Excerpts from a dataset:
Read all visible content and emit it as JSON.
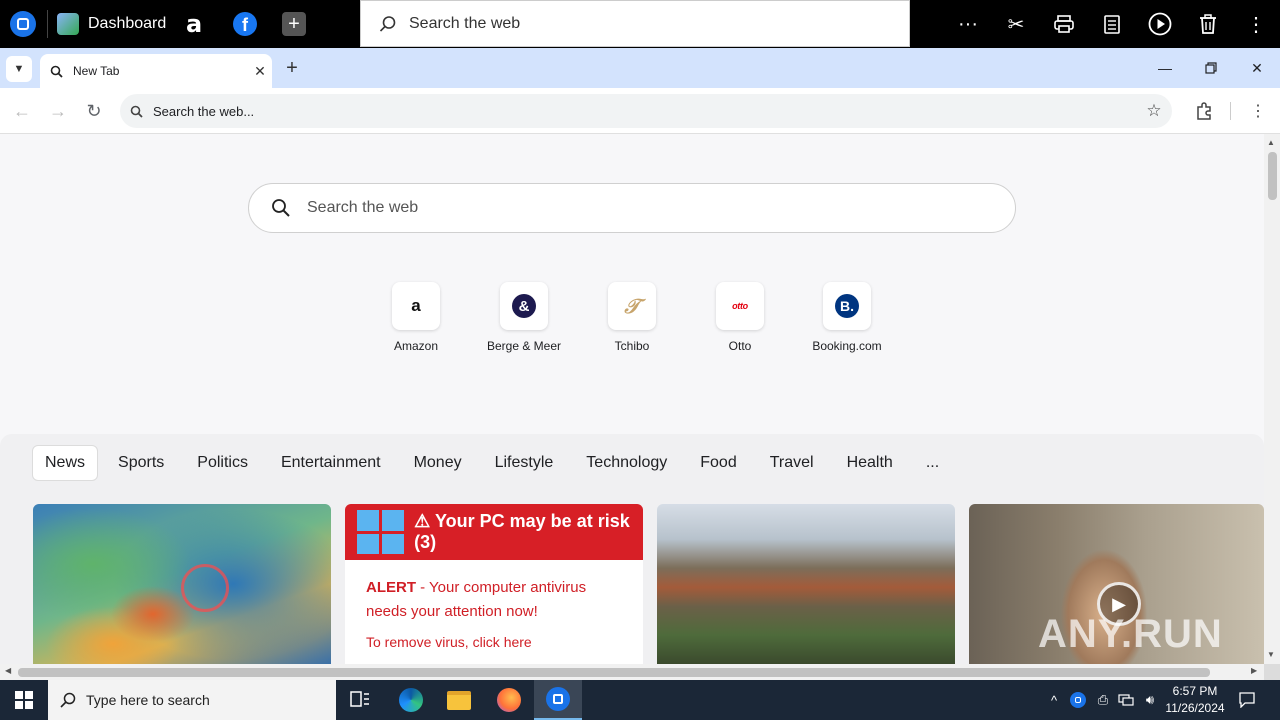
{
  "appbar": {
    "dashboard_label": "Dashboard",
    "search_placeholder": "Search the web",
    "icons": [
      "app-logo-icon",
      "dashboard-icon",
      "amazon-icon",
      "facebook-icon",
      "add-icon",
      "more-dots-icon",
      "scissors-icon",
      "print-icon",
      "notes-icon",
      "play-icon",
      "trash-icon",
      "kebab-icon"
    ]
  },
  "browser": {
    "tab_title": "New Tab",
    "address_placeholder": "Search the web..."
  },
  "newtab": {
    "search_placeholder": "Search the web",
    "shortcuts": [
      {
        "label": "Amazon",
        "glyph": "a"
      },
      {
        "label": "Berge & Meer",
        "glyph": "&"
      },
      {
        "label": "Tchibo",
        "glyph": "𝒯"
      },
      {
        "label": "Otto",
        "glyph": "otto"
      },
      {
        "label": "Booking.com",
        "glyph": "B."
      }
    ],
    "categories": [
      "News",
      "Sports",
      "Politics",
      "Entertainment",
      "Money",
      "Lifestyle",
      "Technology",
      "Food",
      "Travel",
      "Health",
      "..."
    ],
    "active_category": "News",
    "ad_card": {
      "title": "Your PC may be at risk (3)",
      "alert_strong": "ALERT",
      "alert_text": " - Your computer antivirus needs your attention now!",
      "remove_text": "To remove virus, click here"
    },
    "watermark": "ANY.RUN"
  },
  "taskbar": {
    "search_placeholder": "Type here to search",
    "time": "6:57 PM",
    "date": "11/26/2024"
  },
  "colors": {
    "accent": "#1a73e8",
    "tabstrip": "#d3e3fd",
    "ad_red": "#d71f26",
    "taskbar": "#1b2737"
  }
}
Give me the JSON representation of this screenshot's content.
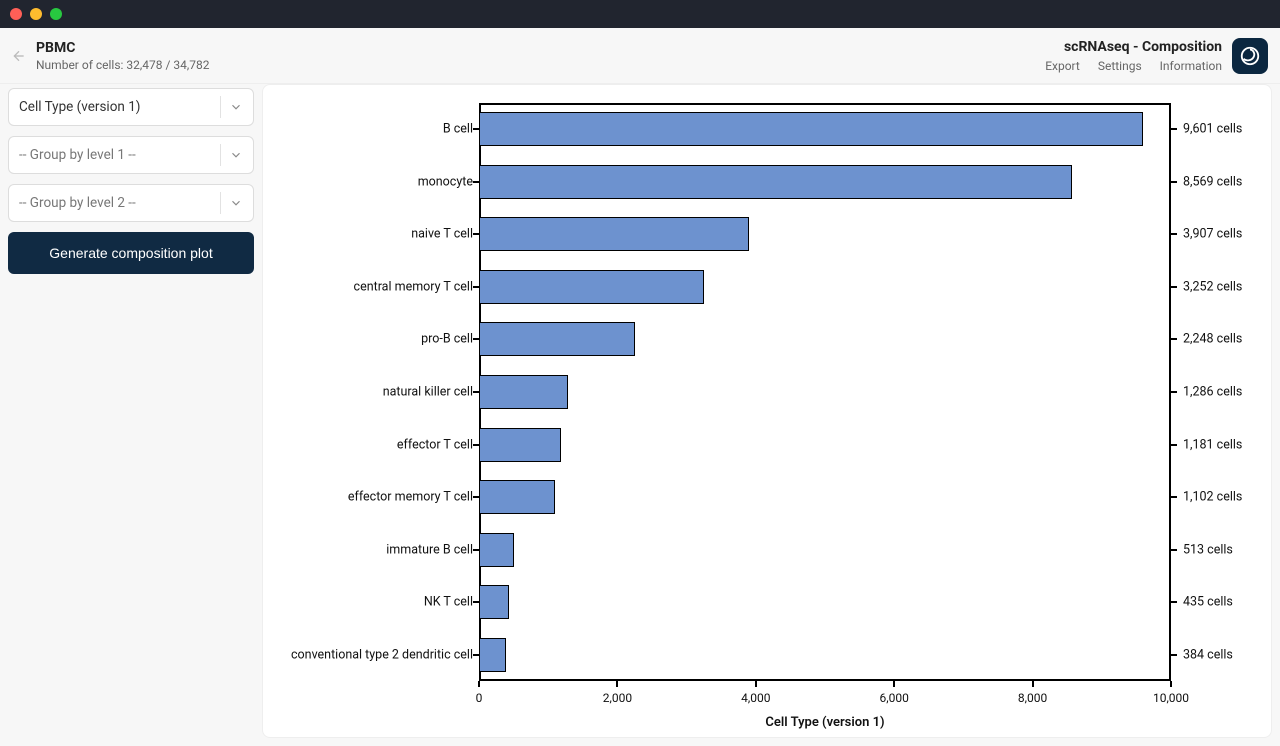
{
  "titlebar": {},
  "header": {
    "title": "PBMC",
    "subtitle": "Number of cells: 32,478 / 34,782",
    "module_title": "scRNAseq - Composition",
    "links": {
      "export": "Export",
      "settings": "Settings",
      "information": "Information"
    }
  },
  "sidebar": {
    "select1": "Cell Type (version 1)",
    "select2": "-- Group by level 1 --",
    "select3": "-- Group by level 2 --",
    "generate": "Generate composition plot"
  },
  "chart_data": {
    "type": "bar",
    "orientation": "horizontal",
    "xlabel": "Cell Type (version 1)",
    "xlim": [
      0,
      10000
    ],
    "xticks": [
      0,
      2000,
      4000,
      6000,
      8000,
      10000
    ],
    "xtick_labels": [
      "0",
      "2,000",
      "4,000",
      "6,000",
      "8,000",
      "10,000"
    ],
    "value_suffix": " cells",
    "categories": [
      "B cell",
      "monocyte",
      "naive T cell",
      "central memory T cell",
      "pro-B cell",
      "natural killer cell",
      "effector T cell",
      "effector memory T cell",
      "immature B cell",
      "NK T cell",
      "conventional type 2 dendritic cell"
    ],
    "values": [
      9601,
      8569,
      3907,
      3252,
      2248,
      1286,
      1181,
      1102,
      513,
      435,
      384
    ],
    "value_labels": [
      "9,601",
      "8,569",
      "3,907",
      "3,252",
      "2,248",
      "1,286",
      "1,181",
      "1,102",
      "513",
      "435",
      "384"
    ]
  }
}
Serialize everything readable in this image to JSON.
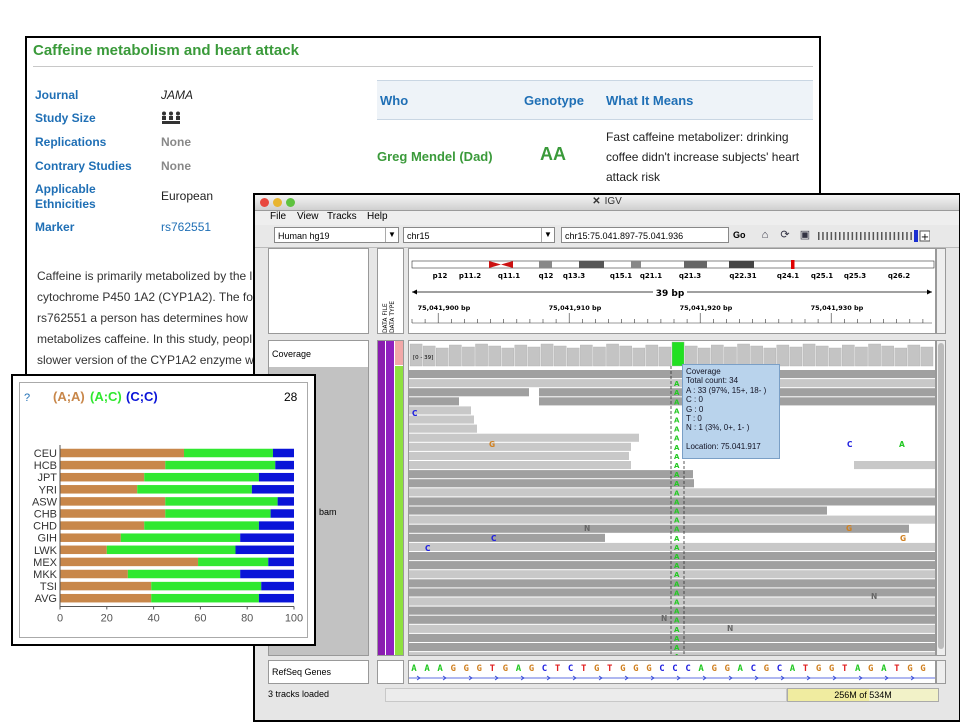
{
  "snpedia": {
    "title": "Caffeine metabolism and heart attack",
    "fields": [
      {
        "key": "Journal",
        "value": "JAMA",
        "style": "ital"
      },
      {
        "key": "Study Size",
        "value": "",
        "style": "icon"
      },
      {
        "key": "Replications",
        "value": "None",
        "style": "gray"
      },
      {
        "key": "Contrary Studies",
        "value": "None",
        "style": "gray"
      },
      {
        "key": "Applicable Ethnicities",
        "value": "European",
        "style": "plain"
      },
      {
        "key": "Marker",
        "value": "rs762551",
        "style": "link"
      }
    ],
    "table": {
      "headers": [
        "Who",
        "Genotype",
        "What It Means"
      ],
      "row": {
        "who": "Greg Mendel (Dad)",
        "genotype": "AA",
        "meaning": "Fast caffeine metabolizer: drinking coffee didn't increase subjects' heart attack risk"
      }
    },
    "body_lines": [
      "Caffeine is primarily metabolized by the l",
      "cytochrome P450 1A2 (CYP1A2). The fo",
      "rs762551 a person has determines how",
      "metabolizes caffeine. In this study, peopl",
      "slower version of the CYP1A2 enzyme w"
    ]
  },
  "chart": {
    "question_mark": "?",
    "count": "28",
    "legend": [
      {
        "label": "(A;A)",
        "color": "#c8874a"
      },
      {
        "label": "(A;C)",
        "color": "#30e830"
      },
      {
        "label": "(C;C)",
        "color": "#0a14d8"
      }
    ]
  },
  "chart_data": {
    "type": "bar",
    "orientation": "horizontal",
    "stacked": true,
    "categories": [
      "CEU",
      "HCB",
      "JPT",
      "YRI",
      "ASW",
      "CHB",
      "CHD",
      "GIH",
      "LWK",
      "MEX",
      "MKK",
      "TSI",
      "AVG"
    ],
    "series": [
      {
        "name": "(A;A)",
        "values": [
          53,
          45,
          36,
          33,
          45,
          45,
          36,
          26,
          20,
          59,
          29,
          39,
          39
        ]
      },
      {
        "name": "(A;C)",
        "values": [
          38,
          47,
          49,
          49,
          48,
          45,
          49,
          51,
          55,
          30,
          48,
          47,
          46
        ]
      },
      {
        "name": "(C;C)",
        "values": [
          9,
          8,
          15,
          18,
          7,
          10,
          15,
          23,
          25,
          11,
          23,
          14,
          15
        ]
      }
    ],
    "xlim": [
      0,
      100
    ],
    "xticks": [
      0,
      20,
      40,
      60,
      80,
      100
    ],
    "grid": false
  },
  "igv": {
    "window_title": "IGV",
    "menus": [
      "File",
      "View",
      "Tracks",
      "Help"
    ],
    "genome": "Human hg19",
    "chromosome": "chr15",
    "locus": "chr15:75.041.897-75.041.936",
    "go_label": "Go",
    "bands": [
      "p12",
      "p11.2",
      "q11.1",
      "q12",
      "q13.3",
      "q15.1",
      "q21.1",
      "q21.3",
      "q22.31",
      "q24.1",
      "q25.1",
      "q25.3",
      "q26.2"
    ],
    "span_label": "39 bp",
    "ruler_labels": [
      "75,041,900 bp",
      "75,041,910 bp",
      "75,041,920 bp",
      "75,041,930 bp"
    ],
    "datafile_label": "DATA FILE",
    "datatype_label": "DATA TYPE",
    "coverage_label": "Coverage",
    "coverage_range": "[0 - 39]",
    "bam_label": "bam",
    "refseq_label": "RefSeq Genes",
    "sequence": "AAAGGGTGAGCTCTGTGGGCCCAGGACGCATGGTAGATGG",
    "tooltip": [
      "Coverage",
      "Total count: 34",
      "A : 33 (97%, 15+, 18- )",
      "C : 0",
      "G : 0",
      "T : 0",
      "N : 1 (3%, 0+, 1- )",
      "",
      "Location: 75.041.917"
    ],
    "status_left": "3 tracks loaded",
    "memory": "256M of 534M",
    "colors": {
      "A": "#22c822",
      "C": "#2020e0",
      "G": "#d08020",
      "T": "#e02020"
    }
  }
}
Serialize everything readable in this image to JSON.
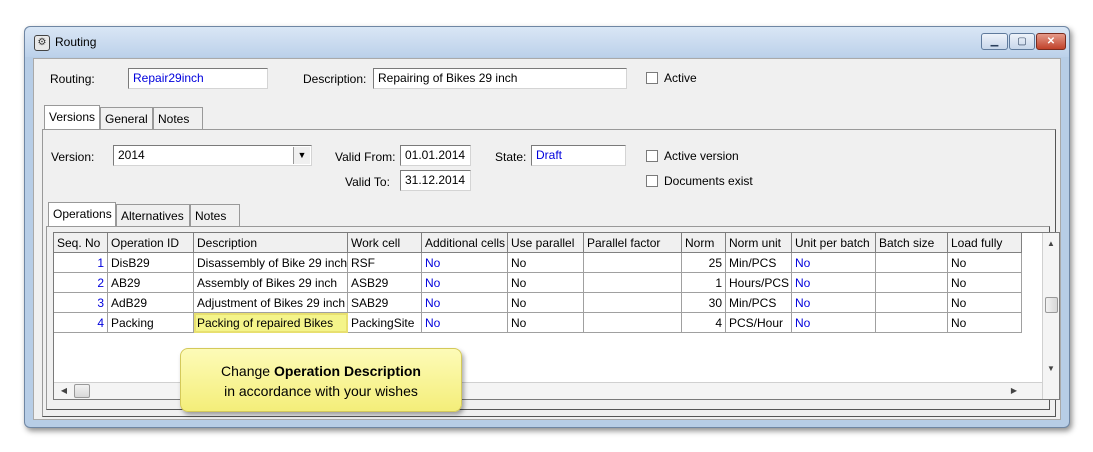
{
  "window": {
    "title": "Routing"
  },
  "header": {
    "routing_label": "Routing:",
    "routing_value": "Repair29inch",
    "description_label": "Description:",
    "description_value": "Repairing of Bikes 29 inch",
    "active_label": "Active"
  },
  "tabs_top": [
    "Versions",
    "General",
    "Notes"
  ],
  "version": {
    "version_label": "Version:",
    "version_value": "2014",
    "valid_from_label": "Valid From:",
    "valid_from_value": "01.01.2014",
    "valid_to_label": "Valid To:",
    "valid_to_value": "31.12.2014",
    "state_label": "State:",
    "state_value": "Draft",
    "active_version_label": "Active version",
    "documents_exist_label": "Documents exist"
  },
  "tabs_inner": [
    "Operations",
    "Alternatives",
    "Notes"
  ],
  "table": {
    "columns": [
      "Seq. No",
      "Operation ID",
      "Description",
      "Work cell",
      "Additional cells",
      "Use parallel",
      "Parallel factor",
      "Norm",
      "Norm unit",
      "Unit per batch",
      "Batch size",
      "Load fully"
    ],
    "rows": [
      [
        "1",
        "DisB29",
        "Disassembly of Bike 29 inch",
        "RSF",
        "No",
        "No",
        "",
        "25",
        "Min/PCS",
        "No",
        "",
        "No"
      ],
      [
        "2",
        "AB29",
        "Assembly of Bikes 29 inch",
        "ASB29",
        "No",
        "No",
        "",
        "1",
        "Hours/PCS",
        "No",
        "",
        "No"
      ],
      [
        "3",
        "AdB29",
        "Adjustment of Bikes 29 inch",
        "SAB29",
        "No",
        "No",
        "",
        "30",
        "Min/PCS",
        "No",
        "",
        "No"
      ],
      [
        "4",
        "Packing",
        "Packing of repaired Bikes",
        "PackingSite",
        "No",
        "No",
        "",
        "4",
        "PCS/Hour",
        "No",
        "",
        "No"
      ]
    ]
  },
  "callout": {
    "line1_pre": "Change ",
    "line1_bold": "Operation Description",
    "line2": "in accordance with your wishes"
  },
  "colors": {
    "link_blue": "#0000dd",
    "callout_yellow": "#f4ee7a",
    "highlight": "#f4f48a"
  }
}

| Action item |
Read the records above. Show each line that has the string "this".

| Answer space |
Give me the JSON representation of this screenshot's content.
Serialize everything readable in this image to JSON.
      "metabolizes caffeine. In this study, peopl",
Serialize everything readable in this image to JSON.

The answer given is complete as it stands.